**Input records:**
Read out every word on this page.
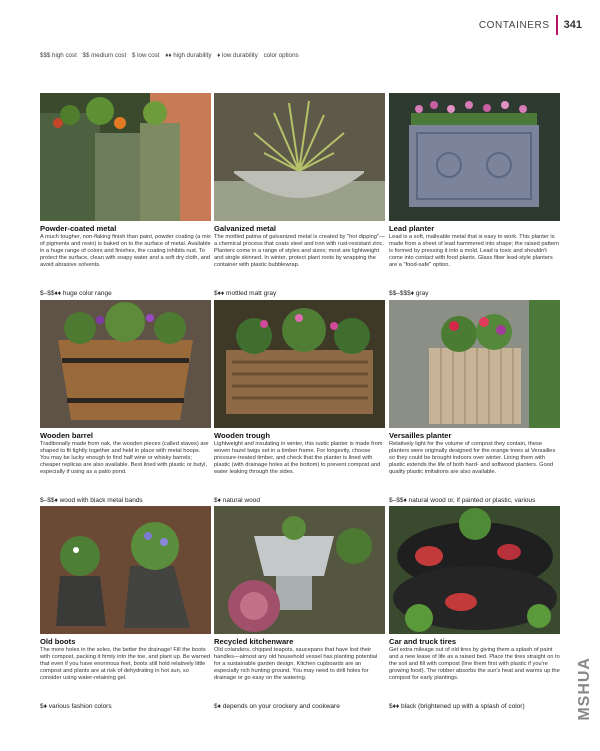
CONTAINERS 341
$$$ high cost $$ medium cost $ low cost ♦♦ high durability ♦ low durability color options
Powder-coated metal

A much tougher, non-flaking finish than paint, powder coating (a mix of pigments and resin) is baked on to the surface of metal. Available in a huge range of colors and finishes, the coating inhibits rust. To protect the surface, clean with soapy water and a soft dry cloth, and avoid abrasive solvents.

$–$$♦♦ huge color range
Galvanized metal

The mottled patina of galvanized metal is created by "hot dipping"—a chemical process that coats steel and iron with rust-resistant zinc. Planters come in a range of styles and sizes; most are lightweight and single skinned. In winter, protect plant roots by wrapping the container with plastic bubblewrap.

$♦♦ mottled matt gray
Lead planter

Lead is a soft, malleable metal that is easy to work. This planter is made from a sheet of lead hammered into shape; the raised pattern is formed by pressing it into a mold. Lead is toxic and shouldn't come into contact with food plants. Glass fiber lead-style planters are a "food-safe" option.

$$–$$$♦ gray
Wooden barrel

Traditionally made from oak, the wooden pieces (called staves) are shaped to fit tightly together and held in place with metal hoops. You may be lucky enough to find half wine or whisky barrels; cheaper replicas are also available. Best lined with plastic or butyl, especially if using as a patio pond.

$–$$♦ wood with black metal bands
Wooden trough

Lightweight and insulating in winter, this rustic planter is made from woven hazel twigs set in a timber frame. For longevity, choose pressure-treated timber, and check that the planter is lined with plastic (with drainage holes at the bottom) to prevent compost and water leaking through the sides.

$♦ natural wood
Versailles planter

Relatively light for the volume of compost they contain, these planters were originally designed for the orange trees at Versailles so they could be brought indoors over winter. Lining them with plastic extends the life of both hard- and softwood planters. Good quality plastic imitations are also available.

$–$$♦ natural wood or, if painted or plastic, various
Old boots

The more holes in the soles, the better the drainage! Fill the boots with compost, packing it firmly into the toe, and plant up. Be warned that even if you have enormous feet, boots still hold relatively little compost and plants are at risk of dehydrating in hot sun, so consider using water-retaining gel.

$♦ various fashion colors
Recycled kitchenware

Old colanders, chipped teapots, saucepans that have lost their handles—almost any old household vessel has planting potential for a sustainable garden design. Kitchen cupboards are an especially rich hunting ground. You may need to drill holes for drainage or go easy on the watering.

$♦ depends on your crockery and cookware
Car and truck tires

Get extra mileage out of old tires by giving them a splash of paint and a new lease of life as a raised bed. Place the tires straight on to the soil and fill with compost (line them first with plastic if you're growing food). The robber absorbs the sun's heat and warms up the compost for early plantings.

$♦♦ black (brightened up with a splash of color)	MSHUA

...

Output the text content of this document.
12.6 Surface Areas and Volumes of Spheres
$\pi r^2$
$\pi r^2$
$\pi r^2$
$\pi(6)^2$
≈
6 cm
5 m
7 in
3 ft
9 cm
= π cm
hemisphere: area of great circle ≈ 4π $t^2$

==

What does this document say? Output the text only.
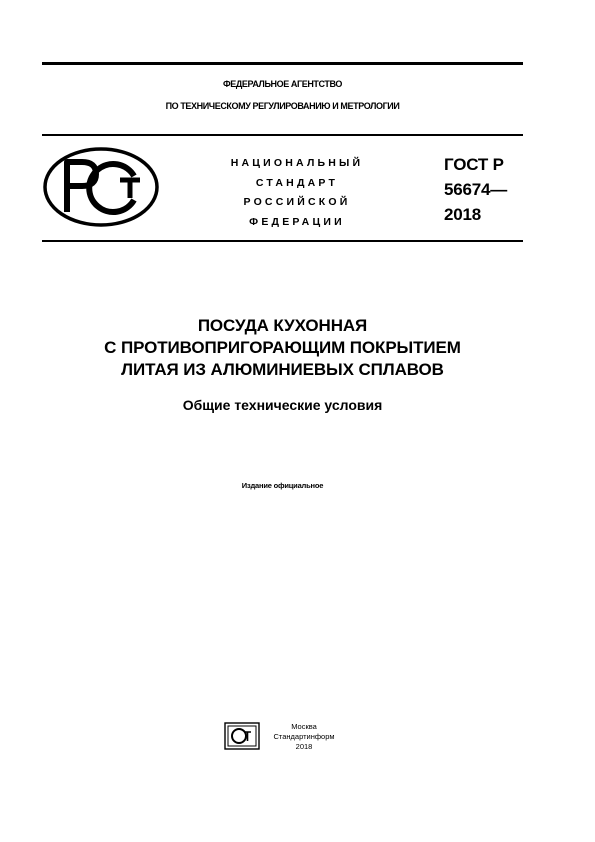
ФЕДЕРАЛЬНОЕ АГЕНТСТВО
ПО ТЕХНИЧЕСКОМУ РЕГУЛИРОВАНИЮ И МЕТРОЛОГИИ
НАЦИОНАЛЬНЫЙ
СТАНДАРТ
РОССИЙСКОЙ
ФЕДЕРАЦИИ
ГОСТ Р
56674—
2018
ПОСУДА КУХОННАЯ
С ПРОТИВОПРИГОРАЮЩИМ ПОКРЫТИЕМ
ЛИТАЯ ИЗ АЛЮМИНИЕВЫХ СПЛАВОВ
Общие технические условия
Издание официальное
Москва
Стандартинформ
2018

**Required task:**
Show all lines in the entries above where the string "various" appears.

**Solution for this problem:**
$–$$♦ natural wood or, if painted or plastic, various
$♦ various fashion colors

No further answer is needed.